● **EXERCISE REQUIREMENTS**:
Across the data below, how many lines hold "Axes"? Answer with that number and nothing else.

● **DATA PROVIDED**:

★ ★ ★ ★ ★ ★ ★

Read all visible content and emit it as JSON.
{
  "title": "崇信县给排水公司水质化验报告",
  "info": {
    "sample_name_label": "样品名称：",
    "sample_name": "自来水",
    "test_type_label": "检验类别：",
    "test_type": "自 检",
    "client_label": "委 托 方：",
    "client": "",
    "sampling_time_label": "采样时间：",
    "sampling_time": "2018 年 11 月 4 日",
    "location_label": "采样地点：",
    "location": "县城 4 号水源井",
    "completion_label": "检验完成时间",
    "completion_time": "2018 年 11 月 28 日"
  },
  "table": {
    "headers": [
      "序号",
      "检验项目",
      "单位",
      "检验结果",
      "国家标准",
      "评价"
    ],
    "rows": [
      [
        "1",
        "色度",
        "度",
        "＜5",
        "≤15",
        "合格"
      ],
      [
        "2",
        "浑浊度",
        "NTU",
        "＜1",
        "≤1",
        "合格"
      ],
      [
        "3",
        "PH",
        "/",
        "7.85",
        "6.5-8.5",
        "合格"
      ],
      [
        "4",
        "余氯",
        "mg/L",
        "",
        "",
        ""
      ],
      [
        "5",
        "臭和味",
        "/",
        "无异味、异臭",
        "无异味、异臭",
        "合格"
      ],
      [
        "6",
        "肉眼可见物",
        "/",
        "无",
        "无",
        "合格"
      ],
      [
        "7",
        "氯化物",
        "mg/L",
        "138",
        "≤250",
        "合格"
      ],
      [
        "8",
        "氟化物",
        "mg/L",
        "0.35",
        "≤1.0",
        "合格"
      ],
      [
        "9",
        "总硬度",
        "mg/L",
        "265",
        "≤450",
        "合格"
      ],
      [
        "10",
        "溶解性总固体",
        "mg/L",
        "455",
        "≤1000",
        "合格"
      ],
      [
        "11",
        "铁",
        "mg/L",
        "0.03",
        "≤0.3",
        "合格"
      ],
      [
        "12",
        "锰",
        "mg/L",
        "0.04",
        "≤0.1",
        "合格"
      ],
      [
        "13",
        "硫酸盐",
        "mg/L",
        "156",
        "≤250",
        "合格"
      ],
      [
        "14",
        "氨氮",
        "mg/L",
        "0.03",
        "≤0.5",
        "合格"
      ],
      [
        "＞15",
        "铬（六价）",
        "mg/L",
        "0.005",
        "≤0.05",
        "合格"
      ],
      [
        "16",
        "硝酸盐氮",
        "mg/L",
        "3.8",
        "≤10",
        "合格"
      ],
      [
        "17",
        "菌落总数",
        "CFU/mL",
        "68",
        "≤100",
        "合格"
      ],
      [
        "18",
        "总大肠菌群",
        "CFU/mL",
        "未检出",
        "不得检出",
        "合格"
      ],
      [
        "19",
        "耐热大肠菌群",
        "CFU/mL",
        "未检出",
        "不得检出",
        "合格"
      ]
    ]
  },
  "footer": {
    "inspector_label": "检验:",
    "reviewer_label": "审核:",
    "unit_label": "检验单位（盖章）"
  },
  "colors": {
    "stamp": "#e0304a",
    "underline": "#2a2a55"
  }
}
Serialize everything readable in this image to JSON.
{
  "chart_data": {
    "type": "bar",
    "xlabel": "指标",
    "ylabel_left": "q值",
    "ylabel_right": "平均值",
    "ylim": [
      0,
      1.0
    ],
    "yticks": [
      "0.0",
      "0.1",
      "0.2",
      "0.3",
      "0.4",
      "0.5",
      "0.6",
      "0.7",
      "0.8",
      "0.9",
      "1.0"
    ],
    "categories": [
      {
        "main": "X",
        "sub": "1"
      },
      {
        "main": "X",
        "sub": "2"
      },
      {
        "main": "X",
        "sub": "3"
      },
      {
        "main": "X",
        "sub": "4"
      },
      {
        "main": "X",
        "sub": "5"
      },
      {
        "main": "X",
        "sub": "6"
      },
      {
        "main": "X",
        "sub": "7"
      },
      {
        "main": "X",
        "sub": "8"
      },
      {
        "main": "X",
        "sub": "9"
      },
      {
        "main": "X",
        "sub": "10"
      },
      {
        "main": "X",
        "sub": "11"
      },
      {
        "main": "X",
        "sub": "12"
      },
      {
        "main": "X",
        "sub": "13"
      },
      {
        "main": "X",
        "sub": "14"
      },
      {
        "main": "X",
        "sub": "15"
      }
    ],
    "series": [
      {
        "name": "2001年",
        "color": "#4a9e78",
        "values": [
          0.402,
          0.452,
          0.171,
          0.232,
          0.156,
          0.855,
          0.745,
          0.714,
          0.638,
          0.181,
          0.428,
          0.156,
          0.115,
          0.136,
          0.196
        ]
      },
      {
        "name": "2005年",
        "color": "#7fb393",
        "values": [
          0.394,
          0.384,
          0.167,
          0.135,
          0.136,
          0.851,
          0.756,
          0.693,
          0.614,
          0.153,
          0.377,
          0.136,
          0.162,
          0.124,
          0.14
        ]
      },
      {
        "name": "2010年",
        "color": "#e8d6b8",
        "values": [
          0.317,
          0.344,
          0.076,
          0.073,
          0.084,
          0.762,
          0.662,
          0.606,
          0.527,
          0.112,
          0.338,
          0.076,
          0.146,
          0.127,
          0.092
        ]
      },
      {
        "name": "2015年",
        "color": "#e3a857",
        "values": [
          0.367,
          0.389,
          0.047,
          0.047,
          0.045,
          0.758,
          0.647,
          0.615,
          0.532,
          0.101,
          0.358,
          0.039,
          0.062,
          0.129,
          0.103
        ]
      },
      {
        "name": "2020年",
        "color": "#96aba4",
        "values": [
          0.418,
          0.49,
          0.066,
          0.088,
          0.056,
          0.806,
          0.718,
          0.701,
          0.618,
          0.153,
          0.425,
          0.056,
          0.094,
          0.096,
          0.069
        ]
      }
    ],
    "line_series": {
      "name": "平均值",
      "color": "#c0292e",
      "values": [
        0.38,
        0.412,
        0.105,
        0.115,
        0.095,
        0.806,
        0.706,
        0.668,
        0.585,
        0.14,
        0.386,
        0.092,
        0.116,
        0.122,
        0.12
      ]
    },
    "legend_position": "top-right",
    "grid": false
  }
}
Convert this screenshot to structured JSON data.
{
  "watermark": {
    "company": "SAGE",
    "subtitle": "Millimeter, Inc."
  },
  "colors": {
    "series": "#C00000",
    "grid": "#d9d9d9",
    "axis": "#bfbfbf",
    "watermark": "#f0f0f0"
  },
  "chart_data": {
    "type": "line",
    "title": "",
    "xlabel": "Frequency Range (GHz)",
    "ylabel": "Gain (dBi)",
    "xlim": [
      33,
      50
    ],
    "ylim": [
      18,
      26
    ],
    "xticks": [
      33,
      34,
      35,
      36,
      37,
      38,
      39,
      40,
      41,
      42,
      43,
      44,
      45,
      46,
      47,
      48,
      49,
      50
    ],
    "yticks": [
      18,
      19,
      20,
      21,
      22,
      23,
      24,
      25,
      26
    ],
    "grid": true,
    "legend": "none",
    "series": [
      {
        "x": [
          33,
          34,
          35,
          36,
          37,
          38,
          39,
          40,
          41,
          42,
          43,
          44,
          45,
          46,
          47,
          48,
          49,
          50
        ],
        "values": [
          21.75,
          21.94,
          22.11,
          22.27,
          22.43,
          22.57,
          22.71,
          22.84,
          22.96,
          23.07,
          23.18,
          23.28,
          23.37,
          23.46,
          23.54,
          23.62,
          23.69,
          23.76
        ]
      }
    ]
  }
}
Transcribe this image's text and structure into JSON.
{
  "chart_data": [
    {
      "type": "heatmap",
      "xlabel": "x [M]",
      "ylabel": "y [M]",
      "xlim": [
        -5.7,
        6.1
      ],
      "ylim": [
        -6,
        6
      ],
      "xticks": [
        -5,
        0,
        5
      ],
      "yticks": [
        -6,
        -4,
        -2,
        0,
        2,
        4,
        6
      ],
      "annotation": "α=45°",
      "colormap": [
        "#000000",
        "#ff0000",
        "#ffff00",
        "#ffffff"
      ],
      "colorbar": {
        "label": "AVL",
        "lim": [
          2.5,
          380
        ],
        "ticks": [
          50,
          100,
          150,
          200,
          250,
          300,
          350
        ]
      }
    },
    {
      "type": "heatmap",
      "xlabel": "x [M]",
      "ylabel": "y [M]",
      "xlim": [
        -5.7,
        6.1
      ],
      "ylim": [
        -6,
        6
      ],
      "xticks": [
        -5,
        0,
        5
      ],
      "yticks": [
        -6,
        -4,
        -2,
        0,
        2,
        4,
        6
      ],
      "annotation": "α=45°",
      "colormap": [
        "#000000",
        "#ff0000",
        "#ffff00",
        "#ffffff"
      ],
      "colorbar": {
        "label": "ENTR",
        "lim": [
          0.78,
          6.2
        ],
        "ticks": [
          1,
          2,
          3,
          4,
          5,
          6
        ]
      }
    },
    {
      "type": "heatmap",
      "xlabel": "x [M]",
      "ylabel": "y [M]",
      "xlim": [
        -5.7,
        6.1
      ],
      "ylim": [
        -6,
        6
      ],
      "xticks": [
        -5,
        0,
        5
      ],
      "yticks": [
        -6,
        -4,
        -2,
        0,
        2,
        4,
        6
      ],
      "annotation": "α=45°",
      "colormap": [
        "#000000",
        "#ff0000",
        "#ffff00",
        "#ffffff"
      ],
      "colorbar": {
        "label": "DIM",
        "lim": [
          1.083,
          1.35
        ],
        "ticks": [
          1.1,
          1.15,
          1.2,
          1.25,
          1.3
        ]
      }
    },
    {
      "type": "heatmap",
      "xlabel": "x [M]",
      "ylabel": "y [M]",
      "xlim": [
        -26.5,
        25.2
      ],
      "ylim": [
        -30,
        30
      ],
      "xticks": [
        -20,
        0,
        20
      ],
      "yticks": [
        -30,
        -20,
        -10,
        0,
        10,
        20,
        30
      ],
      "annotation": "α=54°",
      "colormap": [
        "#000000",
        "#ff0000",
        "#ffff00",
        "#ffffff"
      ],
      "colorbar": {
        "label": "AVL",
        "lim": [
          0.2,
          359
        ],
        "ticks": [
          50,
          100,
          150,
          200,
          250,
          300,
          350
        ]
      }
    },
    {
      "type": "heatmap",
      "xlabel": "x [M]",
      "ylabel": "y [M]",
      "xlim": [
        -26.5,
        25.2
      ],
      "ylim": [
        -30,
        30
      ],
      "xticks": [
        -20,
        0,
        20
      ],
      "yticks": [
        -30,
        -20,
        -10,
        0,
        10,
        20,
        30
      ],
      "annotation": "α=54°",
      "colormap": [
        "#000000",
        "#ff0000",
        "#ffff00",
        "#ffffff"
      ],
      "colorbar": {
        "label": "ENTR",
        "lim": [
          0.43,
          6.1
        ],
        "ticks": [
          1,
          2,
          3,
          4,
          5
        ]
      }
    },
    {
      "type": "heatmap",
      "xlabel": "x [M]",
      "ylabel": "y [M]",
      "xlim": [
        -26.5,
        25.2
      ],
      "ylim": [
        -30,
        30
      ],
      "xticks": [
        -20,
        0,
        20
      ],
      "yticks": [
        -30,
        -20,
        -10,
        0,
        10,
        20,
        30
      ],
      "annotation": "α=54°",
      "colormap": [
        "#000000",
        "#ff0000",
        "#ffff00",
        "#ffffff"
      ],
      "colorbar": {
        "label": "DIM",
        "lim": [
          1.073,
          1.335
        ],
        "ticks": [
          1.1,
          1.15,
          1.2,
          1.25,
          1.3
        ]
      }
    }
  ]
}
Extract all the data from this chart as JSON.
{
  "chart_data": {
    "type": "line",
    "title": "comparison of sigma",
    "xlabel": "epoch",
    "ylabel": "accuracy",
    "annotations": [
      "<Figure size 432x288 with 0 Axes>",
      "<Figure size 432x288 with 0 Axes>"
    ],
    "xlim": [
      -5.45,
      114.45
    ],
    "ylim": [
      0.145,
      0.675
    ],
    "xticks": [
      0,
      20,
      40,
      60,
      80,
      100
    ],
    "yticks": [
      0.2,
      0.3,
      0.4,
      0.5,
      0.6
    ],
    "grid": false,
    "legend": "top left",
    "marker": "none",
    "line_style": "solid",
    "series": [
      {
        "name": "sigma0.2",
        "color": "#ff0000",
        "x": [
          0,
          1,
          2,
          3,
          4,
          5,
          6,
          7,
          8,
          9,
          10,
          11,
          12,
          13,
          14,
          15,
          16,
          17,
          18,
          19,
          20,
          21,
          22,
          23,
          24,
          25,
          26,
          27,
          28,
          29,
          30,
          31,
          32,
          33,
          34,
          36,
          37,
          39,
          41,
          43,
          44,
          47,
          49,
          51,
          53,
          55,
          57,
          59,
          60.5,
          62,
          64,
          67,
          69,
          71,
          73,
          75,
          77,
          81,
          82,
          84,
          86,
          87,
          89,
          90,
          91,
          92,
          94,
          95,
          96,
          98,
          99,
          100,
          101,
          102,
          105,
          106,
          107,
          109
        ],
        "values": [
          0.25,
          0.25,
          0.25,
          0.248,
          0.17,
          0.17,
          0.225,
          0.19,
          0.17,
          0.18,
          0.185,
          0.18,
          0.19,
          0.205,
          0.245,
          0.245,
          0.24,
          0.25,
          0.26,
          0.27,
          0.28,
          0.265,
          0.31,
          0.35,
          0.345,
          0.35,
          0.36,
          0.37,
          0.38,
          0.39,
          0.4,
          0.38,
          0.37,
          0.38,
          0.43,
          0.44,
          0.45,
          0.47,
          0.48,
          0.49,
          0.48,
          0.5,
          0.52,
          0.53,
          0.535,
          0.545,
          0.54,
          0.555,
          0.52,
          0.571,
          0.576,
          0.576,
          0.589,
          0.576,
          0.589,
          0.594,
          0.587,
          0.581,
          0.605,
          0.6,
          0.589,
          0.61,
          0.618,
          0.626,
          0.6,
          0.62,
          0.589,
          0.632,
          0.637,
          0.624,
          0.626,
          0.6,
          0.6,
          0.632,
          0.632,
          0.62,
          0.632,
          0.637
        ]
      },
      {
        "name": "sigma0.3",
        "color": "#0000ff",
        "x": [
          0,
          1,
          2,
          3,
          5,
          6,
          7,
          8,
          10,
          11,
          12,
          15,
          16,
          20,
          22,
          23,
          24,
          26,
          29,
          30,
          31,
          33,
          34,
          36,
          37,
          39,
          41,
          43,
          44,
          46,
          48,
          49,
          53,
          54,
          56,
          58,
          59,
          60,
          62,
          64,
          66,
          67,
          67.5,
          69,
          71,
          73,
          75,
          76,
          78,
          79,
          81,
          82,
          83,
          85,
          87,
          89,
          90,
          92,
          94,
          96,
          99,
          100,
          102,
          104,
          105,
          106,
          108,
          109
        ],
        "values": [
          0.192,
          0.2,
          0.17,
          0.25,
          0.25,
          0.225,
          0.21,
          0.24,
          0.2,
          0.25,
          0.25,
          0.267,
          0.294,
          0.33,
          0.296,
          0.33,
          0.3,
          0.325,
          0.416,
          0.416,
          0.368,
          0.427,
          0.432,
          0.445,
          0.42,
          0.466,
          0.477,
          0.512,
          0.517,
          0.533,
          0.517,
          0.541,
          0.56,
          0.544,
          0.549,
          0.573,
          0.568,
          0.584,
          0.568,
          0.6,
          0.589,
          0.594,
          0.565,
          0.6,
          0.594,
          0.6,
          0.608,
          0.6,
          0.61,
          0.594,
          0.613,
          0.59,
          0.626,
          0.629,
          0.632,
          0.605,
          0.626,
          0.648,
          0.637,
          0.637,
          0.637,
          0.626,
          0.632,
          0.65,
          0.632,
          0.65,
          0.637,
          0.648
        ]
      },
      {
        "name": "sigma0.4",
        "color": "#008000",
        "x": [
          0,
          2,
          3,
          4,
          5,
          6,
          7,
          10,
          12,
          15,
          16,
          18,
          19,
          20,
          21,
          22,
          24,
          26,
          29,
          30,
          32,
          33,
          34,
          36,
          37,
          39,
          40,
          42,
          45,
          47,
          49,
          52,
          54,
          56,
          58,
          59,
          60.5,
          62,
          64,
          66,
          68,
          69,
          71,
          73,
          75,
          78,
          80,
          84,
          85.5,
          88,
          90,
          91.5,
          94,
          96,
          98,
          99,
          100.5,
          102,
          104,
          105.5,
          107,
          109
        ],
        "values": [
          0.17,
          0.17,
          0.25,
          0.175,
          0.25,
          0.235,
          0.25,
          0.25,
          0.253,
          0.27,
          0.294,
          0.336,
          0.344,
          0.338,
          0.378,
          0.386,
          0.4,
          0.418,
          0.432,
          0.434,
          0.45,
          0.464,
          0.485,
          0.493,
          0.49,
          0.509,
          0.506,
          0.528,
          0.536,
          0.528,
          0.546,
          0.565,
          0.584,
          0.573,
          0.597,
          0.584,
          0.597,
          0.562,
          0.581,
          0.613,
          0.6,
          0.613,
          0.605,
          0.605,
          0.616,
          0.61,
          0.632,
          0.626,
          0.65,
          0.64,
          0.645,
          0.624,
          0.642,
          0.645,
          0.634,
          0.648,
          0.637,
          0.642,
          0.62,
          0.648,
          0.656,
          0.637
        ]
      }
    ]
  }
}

★ ★ ★ ★ ★ ★ ★

● **WRITTEN RESPONSE**:
2